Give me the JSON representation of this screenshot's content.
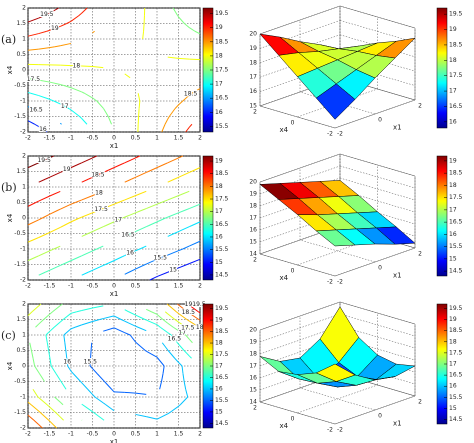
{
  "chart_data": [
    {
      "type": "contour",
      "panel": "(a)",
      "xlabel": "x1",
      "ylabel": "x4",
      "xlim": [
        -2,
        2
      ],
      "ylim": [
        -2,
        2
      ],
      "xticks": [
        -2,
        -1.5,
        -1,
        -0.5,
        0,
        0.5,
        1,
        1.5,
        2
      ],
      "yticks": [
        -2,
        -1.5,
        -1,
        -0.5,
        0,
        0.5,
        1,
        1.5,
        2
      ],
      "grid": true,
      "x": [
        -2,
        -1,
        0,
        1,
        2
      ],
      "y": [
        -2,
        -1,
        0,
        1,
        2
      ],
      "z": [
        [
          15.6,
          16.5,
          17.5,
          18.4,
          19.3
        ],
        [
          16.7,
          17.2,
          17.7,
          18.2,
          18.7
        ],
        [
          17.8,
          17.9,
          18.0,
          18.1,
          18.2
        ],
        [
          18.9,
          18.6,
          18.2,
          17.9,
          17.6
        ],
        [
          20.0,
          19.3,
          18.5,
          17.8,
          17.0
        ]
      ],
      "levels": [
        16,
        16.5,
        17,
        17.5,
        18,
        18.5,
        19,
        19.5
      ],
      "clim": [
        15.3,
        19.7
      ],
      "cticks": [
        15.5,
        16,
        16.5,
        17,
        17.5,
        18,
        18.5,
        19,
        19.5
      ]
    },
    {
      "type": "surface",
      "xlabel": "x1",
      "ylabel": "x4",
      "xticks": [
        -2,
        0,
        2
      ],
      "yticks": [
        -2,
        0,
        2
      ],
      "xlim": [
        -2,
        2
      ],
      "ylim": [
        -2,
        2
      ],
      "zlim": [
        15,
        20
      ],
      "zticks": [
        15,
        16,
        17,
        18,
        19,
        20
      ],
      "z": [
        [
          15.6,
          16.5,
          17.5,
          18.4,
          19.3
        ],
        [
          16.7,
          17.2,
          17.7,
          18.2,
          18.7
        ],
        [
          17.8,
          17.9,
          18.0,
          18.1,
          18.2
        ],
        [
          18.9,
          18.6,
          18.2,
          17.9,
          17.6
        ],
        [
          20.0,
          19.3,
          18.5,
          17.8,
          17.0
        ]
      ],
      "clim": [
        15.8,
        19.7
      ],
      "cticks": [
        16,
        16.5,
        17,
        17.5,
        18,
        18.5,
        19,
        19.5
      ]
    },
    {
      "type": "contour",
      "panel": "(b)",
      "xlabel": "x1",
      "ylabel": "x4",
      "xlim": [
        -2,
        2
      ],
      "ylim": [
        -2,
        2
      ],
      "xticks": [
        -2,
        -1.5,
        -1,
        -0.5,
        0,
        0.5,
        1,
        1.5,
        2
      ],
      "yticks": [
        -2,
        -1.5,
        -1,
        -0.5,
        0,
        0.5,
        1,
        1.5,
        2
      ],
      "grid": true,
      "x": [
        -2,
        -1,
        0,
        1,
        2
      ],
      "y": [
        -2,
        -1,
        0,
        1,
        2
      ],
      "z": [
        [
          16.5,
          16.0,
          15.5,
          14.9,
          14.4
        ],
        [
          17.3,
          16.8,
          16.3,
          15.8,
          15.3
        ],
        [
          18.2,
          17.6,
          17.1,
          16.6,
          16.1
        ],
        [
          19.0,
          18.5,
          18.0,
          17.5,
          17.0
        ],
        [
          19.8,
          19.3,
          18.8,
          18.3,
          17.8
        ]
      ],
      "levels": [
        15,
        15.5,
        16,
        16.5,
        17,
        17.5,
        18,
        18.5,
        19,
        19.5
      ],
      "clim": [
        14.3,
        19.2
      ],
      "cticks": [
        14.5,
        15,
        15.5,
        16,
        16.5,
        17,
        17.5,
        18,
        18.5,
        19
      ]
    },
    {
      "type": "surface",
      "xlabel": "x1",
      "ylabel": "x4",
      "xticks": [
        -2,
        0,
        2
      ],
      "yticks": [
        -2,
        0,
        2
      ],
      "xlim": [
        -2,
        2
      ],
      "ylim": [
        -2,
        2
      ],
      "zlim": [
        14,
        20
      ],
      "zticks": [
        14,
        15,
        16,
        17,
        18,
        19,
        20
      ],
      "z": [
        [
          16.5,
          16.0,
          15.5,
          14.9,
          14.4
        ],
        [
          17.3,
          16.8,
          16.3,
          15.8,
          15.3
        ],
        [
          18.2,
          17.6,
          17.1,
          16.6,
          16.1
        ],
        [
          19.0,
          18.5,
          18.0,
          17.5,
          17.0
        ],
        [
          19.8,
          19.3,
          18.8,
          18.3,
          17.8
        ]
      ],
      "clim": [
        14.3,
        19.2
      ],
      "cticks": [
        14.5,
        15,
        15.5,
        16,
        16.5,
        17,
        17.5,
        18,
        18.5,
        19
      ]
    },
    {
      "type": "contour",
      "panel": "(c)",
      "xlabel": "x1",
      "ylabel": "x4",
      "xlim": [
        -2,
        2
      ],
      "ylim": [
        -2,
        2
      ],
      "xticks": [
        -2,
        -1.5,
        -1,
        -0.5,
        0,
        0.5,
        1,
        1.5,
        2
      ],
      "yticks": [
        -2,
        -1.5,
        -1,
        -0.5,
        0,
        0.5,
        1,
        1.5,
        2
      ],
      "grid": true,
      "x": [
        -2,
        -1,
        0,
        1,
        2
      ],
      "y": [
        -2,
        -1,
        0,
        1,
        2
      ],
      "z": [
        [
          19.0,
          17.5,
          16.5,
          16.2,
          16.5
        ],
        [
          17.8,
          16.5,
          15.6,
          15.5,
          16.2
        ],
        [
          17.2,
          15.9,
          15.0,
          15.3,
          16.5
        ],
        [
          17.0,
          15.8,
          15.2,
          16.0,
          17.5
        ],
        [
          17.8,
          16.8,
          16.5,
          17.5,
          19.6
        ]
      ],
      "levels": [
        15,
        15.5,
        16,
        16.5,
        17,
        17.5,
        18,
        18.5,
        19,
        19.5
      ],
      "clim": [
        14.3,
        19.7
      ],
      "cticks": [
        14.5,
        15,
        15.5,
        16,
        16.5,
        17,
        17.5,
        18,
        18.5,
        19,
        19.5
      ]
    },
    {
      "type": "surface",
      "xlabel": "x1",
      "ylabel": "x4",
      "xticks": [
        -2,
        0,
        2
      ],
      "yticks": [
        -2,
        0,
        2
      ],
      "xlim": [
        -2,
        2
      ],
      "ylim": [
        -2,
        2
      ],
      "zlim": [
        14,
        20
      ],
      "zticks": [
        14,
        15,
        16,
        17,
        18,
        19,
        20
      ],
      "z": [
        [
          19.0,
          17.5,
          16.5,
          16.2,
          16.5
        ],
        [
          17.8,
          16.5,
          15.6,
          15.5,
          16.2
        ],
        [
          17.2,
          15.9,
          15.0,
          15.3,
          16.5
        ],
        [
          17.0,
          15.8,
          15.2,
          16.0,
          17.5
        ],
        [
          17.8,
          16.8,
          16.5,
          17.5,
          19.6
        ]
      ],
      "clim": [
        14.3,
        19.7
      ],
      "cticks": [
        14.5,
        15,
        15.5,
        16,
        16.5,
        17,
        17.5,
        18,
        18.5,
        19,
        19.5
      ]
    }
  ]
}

Exercise description
Repeat the material above verbatim, with no pictures in the output.

The solution
Give me the JSON representation of this screenshot's content.
{
  "chart_data": [
    {
      "type": "contour",
      "panel": "(a)",
      "xlabel": "x1",
      "ylabel": "x4",
      "xlim": [
        -2,
        2
      ],
      "ylim": [
        -2,
        2
      ],
      "xticks": [
        -2,
        -1.5,
        -1,
        -0.5,
        0,
        0.5,
        1,
        1.5,
        2
      ],
      "yticks": [
        -2,
        -1.5,
        -1,
        -0.5,
        0,
        0.5,
        1,
        1.5,
        2
      ],
      "grid": true,
      "x": [
        -2,
        -1,
        0,
        1,
        2
      ],
      "y": [
        -2,
        -1,
        0,
        1,
        2
      ],
      "z": [
        [
          15.6,
          16.5,
          17.5,
          18.4,
          19.3
        ],
        [
          16.7,
          17.2,
          17.7,
          18.2,
          18.7
        ],
        [
          17.8,
          17.9,
          18.0,
          18.1,
          18.2
        ],
        [
          18.9,
          18.6,
          18.2,
          17.9,
          17.6
        ],
        [
          20.0,
          19.3,
          18.5,
          17.8,
          17.0
        ]
      ],
      "levels": [
        16,
        16.5,
        17,
        17.5,
        18,
        18.5,
        19,
        19.5
      ],
      "clim": [
        15.3,
        19.7
      ],
      "cticks": [
        15.5,
        16,
        16.5,
        17,
        17.5,
        18,
        18.5,
        19,
        19.5
      ]
    },
    {
      "type": "surface",
      "xlabel": "x1",
      "ylabel": "x4",
      "xticks": [
        -2,
        0,
        2
      ],
      "yticks": [
        -2,
        0,
        2
      ],
      "xlim": [
        -2,
        2
      ],
      "ylim": [
        -2,
        2
      ],
      "zlim": [
        15,
        20
      ],
      "zticks": [
        15,
        16,
        17,
        18,
        19,
        20
      ],
      "z": [
        [
          15.6,
          16.5,
          17.5,
          18.4,
          19.3
        ],
        [
          16.7,
          17.2,
          17.7,
          18.2,
          18.7
        ],
        [
          17.8,
          17.9,
          18.0,
          18.1,
          18.2
        ],
        [
          18.9,
          18.6,
          18.2,
          17.9,
          17.6
        ],
        [
          20.0,
          19.3,
          18.5,
          17.8,
          17.0
        ]
      ],
      "clim": [
        15.8,
        19.7
      ],
      "cticks": [
        16,
        16.5,
        17,
        17.5,
        18,
        18.5,
        19,
        19.5
      ]
    },
    {
      "type": "contour",
      "panel": "(b)",
      "xlabel": "x1",
      "ylabel": "x4",
      "xlim": [
        -2,
        2
      ],
      "ylim": [
        -2,
        2
      ],
      "xticks": [
        -2,
        -1.5,
        -1,
        -0.5,
        0,
        0.5,
        1,
        1.5,
        2
      ],
      "yticks": [
        -2,
        -1.5,
        -1,
        -0.5,
        0,
        0.5,
        1,
        1.5,
        2
      ],
      "grid": true,
      "x": [
        -2,
        -1,
        0,
        1,
        2
      ],
      "y": [
        -2,
        -1,
        0,
        1,
        2
      ],
      "z": [
        [
          16.5,
          16.0,
          15.5,
          14.9,
          14.4
        ],
        [
          17.3,
          16.8,
          16.3,
          15.8,
          15.3
        ],
        [
          18.2,
          17.6,
          17.1,
          16.6,
          16.1
        ],
        [
          19.0,
          18.5,
          18.0,
          17.5,
          17.0
        ],
        [
          19.8,
          19.3,
          18.8,
          18.3,
          17.8
        ]
      ],
      "levels": [
        15,
        15.5,
        16,
        16.5,
        17,
        17.5,
        18,
        18.5,
        19,
        19.5
      ],
      "clim": [
        14.3,
        19.2
      ],
      "cticks": [
        14.5,
        15,
        15.5,
        16,
        16.5,
        17,
        17.5,
        18,
        18.5,
        19
      ]
    },
    {
      "type": "surface",
      "xlabel": "x1",
      "ylabel": "x4",
      "xticks": [
        -2,
        0,
        2
      ],
      "yticks": [
        -2,
        0,
        2
      ],
      "xlim": [
        -2,
        2
      ],
      "ylim": [
        -2,
        2
      ],
      "zlim": [
        14,
        20
      ],
      "zticks": [
        14,
        15,
        16,
        17,
        18,
        19,
        20
      ],
      "z": [
        [
          16.5,
          16.0,
          15.5,
          14.9,
          14.4
        ],
        [
          17.3,
          16.8,
          16.3,
          15.8,
          15.3
        ],
        [
          18.2,
          17.6,
          17.1,
          16.6,
          16.1
        ],
        [
          19.0,
          18.5,
          18.0,
          17.5,
          17.0
        ],
        [
          19.8,
          19.3,
          18.8,
          18.3,
          17.8
        ]
      ],
      "clim": [
        14.3,
        19.2
      ],
      "cticks": [
        14.5,
        15,
        15.5,
        16,
        16.5,
        17,
        17.5,
        18,
        18.5,
        19
      ]
    },
    {
      "type": "contour",
      "panel": "(c)",
      "xlabel": "x1",
      "ylabel": "x4",
      "xlim": [
        -2,
        2
      ],
      "ylim": [
        -2,
        2
      ],
      "xticks": [
        -2,
        -1.5,
        -1,
        -0.5,
        0,
        0.5,
        1,
        1.5,
        2
      ],
      "yticks": [
        -2,
        -1.5,
        -1,
        -0.5,
        0,
        0.5,
        1,
        1.5,
        2
      ],
      "grid": true,
      "x": [
        -2,
        -1,
        0,
        1,
        2
      ],
      "y": [
        -2,
        -1,
        0,
        1,
        2
      ],
      "z": [
        [
          19.0,
          17.5,
          16.5,
          16.2,
          16.5
        ],
        [
          17.8,
          16.5,
          15.6,
          15.5,
          16.2
        ],
        [
          17.2,
          15.9,
          15.0,
          15.3,
          16.5
        ],
        [
          17.0,
          15.8,
          15.2,
          16.0,
          17.5
        ],
        [
          17.8,
          16.8,
          16.5,
          17.5,
          19.6
        ]
      ],
      "levels": [
        15,
        15.5,
        16,
        16.5,
        17,
        17.5,
        18,
        18.5,
        19,
        19.5
      ],
      "clim": [
        14.3,
        19.7
      ],
      "cticks": [
        14.5,
        15,
        15.5,
        16,
        16.5,
        17,
        17.5,
        18,
        18.5,
        19,
        19.5
      ]
    },
    {
      "type": "surface",
      "xlabel": "x1",
      "ylabel": "x4",
      "xticks": [
        -2,
        0,
        2
      ],
      "yticks": [
        -2,
        0,
        2
      ],
      "xlim": [
        -2,
        2
      ],
      "ylim": [
        -2,
        2
      ],
      "zlim": [
        14,
        20
      ],
      "zticks": [
        14,
        15,
        16,
        17,
        18,
        19,
        20
      ],
      "z": [
        [
          19.0,
          17.5,
          16.5,
          16.2,
          16.5
        ],
        [
          17.8,
          16.5,
          15.6,
          15.5,
          16.2
        ],
        [
          17.2,
          15.9,
          15.0,
          15.3,
          16.5
        ],
        [
          17.0,
          15.8,
          15.2,
          16.0,
          17.5
        ],
        [
          17.8,
          16.8,
          16.5,
          17.5,
          19.6
        ]
      ],
      "clim": [
        14.3,
        19.7
      ],
      "cticks": [
        14.5,
        15,
        15.5,
        16,
        16.5,
        17,
        17.5,
        18,
        18.5,
        19,
        19.5
      ]
    }
  ]
}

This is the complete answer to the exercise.